>> Start

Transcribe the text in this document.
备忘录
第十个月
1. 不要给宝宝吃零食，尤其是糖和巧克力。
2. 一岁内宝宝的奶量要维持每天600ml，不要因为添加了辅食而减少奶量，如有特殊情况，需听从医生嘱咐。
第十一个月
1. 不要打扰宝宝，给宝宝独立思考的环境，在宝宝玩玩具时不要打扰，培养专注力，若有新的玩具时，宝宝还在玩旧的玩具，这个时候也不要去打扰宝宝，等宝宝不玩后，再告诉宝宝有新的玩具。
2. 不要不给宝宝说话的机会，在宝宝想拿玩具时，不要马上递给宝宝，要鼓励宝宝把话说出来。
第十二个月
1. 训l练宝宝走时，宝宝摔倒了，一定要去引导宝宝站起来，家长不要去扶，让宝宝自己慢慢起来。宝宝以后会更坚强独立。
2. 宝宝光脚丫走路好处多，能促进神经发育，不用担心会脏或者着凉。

>> End

### Given request
Repeat the material word for word, in full.

### Task response
Transcribe the text in this document.
备忘录
第十个月
1. 不要给宝宝吃零食，尤其是糖和巧克力。
2. 一岁内宝宝的奶量要维持每天600ml，不要因为添加了辅食而减少奶量，如有特殊情况，需听从医生嘱咐。
第十一个月
1. 不要打扰宝宝，给宝宝独立思考的环境，在宝宝玩玩具时不要打扰，培养专注力，若有新的玩具时，宝宝还在玩旧的玩具，这个时候也不要去打扰宝宝，等宝宝不玩后，再告诉宝宝有新的玩具。
2. 不要不给宝宝说话的机会，在宝宝想拿玩具时，不要马上递给宝宝，要鼓励宝宝把话说出来。
第十二个月
1. 训l练宝宝走时，宝宝摔倒了，一定要去引导宝宝站起来，家长不要去扶，让宝宝自己慢慢起来。宝宝以后会更坚强独立。
2. 宝宝光脚丫走路好处多，能促进神经发育，不用担心会脏或者着凉。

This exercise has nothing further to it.